EXERCISE PROMPT — Tally how many lines in the material include the word "true", then give that figure by itself.

TASK DATA —

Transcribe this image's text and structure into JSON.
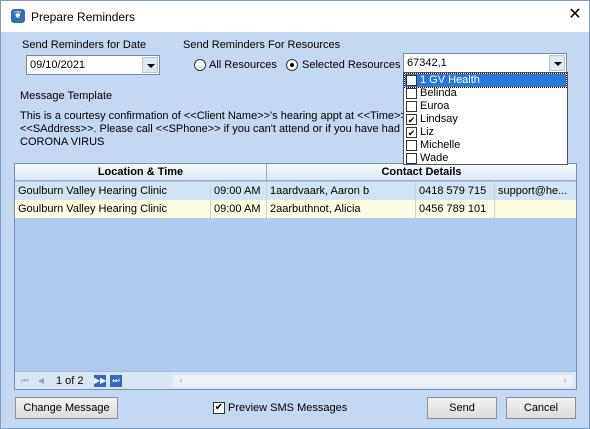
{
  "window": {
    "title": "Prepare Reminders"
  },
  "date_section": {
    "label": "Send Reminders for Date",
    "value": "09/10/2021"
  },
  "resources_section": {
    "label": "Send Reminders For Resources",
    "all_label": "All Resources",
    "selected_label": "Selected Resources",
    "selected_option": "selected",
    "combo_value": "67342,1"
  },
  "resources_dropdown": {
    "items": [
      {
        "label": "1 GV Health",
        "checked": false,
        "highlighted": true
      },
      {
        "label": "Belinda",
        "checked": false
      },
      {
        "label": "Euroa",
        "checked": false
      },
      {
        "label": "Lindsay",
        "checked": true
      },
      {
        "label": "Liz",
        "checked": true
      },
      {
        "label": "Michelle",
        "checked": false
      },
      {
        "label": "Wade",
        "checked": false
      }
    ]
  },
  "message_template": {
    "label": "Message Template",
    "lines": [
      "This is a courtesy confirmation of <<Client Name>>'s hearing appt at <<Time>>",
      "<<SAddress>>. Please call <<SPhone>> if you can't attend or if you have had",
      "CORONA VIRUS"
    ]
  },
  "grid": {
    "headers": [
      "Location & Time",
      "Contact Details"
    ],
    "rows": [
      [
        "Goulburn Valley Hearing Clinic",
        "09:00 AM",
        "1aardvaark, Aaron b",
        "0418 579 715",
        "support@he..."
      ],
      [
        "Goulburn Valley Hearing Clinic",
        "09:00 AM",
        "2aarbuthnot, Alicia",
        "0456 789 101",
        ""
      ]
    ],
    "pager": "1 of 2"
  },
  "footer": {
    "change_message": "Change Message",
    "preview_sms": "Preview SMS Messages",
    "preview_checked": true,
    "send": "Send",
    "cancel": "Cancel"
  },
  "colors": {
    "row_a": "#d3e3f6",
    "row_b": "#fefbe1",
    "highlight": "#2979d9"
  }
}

OUTPUT BELOW — 4